■ Supplied material

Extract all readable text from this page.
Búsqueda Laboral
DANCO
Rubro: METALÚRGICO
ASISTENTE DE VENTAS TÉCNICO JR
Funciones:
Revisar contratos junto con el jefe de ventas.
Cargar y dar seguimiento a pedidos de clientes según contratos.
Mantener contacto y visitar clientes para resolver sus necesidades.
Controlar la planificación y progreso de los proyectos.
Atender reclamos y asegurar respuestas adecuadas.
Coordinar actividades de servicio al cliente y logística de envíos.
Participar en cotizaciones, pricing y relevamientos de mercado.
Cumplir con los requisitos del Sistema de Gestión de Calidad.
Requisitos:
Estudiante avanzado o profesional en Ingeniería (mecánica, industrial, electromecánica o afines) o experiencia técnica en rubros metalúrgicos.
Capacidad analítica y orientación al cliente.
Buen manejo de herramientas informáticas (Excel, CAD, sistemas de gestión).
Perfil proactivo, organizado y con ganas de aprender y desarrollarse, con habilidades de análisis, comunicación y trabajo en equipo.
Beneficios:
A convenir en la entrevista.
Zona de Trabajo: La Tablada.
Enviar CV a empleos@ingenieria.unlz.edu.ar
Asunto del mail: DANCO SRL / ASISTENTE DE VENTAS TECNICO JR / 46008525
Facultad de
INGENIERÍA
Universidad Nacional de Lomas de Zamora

■ Exercise objective
Write out the full listing exactly as given.

■ Answer to the problem
Extract all readable text from this page.
Búsqueda Laboral
DANCO
Rubro: METALÚRGICO
ASISTENTE DE VENTAS TÉCNICO JR
Funciones:
Revisar contratos junto con el jefe de ventas.
Cargar y dar seguimiento a pedidos de clientes según contratos.
Mantener contacto y visitar clientes para resolver sus necesidades.
Controlar la planificación y progreso de los proyectos.
Atender reclamos y asegurar respuestas adecuadas.
Coordinar actividades de servicio al cliente y logística de envíos.
Participar en cotizaciones, pricing y relevamientos de mercado.
Cumplir con los requisitos del Sistema de Gestión de Calidad.
Requisitos:
Estudiante avanzado o profesional en Ingeniería (mecánica, industrial, electromecánica o afines) o experiencia técnica en rubros metalúrgicos.
Capacidad analítica y orientación al cliente.
Buen manejo de herramientas informáticas (Excel, CAD, sistemas de gestión).
Perfil proactivo, organizado y con ganas de aprender y desarrollarse, con habilidades de análisis, comunicación y trabajo en equipo.
Beneficios:
A convenir en la entrevista.
Zona de Trabajo: La Tablada.
Enviar CV a empleos@ingenieria.unlz.edu.ar
Asunto del mail: DANCO SRL / ASISTENTE DE VENTAS TECNICO JR / 46008525
Facultad de
INGENIERÍA
Universidad Nacional de Lomas de Zamora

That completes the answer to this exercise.